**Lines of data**
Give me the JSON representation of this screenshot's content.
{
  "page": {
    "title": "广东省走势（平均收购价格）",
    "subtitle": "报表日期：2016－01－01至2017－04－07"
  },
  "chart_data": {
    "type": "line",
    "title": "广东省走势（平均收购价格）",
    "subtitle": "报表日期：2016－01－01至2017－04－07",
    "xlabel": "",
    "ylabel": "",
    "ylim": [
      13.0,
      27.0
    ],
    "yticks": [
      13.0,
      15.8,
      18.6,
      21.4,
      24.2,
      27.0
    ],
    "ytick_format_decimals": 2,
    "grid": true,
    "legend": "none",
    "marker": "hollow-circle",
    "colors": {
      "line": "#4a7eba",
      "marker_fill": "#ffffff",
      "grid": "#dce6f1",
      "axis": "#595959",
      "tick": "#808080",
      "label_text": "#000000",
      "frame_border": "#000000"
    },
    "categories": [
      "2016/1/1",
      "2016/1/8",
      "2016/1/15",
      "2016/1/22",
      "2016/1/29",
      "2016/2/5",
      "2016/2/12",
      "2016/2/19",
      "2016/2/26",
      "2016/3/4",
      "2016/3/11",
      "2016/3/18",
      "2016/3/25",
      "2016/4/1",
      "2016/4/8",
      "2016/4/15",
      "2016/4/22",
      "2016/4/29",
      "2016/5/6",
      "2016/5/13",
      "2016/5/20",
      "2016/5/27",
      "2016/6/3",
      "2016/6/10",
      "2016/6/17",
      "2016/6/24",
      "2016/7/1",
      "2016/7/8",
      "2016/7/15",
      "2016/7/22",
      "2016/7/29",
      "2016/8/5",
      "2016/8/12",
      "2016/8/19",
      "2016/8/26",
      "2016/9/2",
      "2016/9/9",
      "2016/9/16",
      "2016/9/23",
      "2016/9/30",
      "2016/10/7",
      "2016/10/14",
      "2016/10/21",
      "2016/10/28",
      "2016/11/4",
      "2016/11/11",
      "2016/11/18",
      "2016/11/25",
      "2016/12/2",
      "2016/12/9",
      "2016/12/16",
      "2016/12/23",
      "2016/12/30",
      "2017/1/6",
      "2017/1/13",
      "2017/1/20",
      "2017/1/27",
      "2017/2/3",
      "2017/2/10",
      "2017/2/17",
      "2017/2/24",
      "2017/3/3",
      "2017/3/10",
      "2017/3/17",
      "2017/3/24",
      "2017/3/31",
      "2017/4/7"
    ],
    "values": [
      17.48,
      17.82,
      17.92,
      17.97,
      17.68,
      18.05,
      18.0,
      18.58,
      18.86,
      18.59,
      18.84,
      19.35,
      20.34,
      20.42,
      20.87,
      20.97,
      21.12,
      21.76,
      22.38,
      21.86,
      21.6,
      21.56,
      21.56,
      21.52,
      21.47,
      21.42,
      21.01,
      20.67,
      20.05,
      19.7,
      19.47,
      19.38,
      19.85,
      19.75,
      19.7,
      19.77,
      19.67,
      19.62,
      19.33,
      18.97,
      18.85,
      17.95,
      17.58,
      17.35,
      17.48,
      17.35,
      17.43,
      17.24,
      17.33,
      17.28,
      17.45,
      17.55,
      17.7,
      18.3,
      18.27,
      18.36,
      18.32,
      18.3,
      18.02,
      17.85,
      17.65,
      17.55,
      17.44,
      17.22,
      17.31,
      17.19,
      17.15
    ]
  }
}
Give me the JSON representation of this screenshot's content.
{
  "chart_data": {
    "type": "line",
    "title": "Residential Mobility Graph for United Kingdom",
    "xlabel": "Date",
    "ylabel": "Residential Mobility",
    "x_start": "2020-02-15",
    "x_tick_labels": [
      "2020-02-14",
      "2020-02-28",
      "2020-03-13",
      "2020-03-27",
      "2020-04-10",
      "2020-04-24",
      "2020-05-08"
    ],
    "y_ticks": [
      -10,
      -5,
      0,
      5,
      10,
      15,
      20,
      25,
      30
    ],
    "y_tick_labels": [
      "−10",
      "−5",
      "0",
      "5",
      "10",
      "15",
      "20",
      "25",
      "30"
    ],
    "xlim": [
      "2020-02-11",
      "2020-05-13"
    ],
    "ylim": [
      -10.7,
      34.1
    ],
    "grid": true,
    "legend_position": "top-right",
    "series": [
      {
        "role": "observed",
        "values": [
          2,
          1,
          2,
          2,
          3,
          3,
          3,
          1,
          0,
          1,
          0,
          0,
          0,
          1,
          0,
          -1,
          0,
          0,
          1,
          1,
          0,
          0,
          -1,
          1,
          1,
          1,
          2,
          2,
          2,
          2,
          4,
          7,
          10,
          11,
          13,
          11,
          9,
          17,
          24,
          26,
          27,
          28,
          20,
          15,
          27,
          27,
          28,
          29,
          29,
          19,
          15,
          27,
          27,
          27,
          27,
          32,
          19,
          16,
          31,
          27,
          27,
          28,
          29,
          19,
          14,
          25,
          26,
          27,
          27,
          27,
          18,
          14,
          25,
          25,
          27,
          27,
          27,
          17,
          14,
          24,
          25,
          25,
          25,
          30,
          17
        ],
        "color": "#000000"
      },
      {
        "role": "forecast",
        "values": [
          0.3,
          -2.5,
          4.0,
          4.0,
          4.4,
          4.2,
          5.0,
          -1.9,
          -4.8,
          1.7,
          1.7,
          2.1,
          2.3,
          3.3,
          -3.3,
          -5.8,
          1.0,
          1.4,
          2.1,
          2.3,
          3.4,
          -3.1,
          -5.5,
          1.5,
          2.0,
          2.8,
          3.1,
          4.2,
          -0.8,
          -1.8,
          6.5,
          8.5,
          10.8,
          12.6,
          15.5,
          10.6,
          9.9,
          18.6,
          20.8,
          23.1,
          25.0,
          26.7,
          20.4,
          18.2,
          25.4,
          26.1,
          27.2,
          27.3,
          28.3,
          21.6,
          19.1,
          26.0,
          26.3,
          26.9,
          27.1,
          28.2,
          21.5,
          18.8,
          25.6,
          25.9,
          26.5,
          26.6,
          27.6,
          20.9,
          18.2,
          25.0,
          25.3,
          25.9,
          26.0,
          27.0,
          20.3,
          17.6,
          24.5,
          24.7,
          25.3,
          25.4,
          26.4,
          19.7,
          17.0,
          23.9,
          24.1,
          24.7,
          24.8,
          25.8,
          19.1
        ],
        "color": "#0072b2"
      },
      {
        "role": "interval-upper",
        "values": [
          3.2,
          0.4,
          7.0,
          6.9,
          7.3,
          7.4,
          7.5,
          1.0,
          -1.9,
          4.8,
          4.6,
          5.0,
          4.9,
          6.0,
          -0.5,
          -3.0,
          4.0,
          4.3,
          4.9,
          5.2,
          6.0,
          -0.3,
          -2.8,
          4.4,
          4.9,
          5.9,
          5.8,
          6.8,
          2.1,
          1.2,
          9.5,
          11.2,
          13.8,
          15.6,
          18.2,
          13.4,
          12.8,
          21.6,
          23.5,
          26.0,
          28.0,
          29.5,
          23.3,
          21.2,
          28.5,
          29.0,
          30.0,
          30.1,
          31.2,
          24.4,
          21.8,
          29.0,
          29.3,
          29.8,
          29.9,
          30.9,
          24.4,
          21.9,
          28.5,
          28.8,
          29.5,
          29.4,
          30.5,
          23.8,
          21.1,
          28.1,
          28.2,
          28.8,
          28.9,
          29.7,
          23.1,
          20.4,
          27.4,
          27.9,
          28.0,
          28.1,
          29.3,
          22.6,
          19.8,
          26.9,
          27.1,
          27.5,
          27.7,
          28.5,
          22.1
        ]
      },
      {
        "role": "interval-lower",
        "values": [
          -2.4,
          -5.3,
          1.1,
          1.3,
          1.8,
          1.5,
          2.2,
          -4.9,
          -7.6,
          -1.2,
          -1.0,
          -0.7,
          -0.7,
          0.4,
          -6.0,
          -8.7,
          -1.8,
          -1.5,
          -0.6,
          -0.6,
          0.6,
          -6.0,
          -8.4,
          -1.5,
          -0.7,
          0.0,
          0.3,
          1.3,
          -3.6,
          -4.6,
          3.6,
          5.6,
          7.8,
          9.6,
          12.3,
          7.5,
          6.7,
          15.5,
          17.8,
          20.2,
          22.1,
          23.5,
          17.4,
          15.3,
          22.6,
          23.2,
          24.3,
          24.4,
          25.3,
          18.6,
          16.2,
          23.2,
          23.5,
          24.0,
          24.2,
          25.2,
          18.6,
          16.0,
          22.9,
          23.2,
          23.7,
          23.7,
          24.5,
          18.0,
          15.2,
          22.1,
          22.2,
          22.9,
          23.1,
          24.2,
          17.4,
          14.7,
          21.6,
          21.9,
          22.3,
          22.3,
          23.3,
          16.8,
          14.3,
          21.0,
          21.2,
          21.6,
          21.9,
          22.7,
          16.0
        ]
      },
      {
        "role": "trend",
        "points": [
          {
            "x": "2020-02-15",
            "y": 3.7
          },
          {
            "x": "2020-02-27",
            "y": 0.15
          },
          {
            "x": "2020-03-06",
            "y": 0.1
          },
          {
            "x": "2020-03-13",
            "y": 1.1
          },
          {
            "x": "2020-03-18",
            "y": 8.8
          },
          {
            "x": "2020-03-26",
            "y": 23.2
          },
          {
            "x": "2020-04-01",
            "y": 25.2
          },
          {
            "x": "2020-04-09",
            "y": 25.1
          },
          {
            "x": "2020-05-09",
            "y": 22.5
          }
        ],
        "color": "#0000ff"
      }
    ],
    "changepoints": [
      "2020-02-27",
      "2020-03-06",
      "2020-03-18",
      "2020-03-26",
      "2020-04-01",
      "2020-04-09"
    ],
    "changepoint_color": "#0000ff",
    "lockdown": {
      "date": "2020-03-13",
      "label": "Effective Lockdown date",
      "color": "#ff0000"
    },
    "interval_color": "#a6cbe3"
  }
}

**WORK TO DO**
In the records shown above, how many lines include the word "报表日期"? Answer with the number only.

**RESULT**
2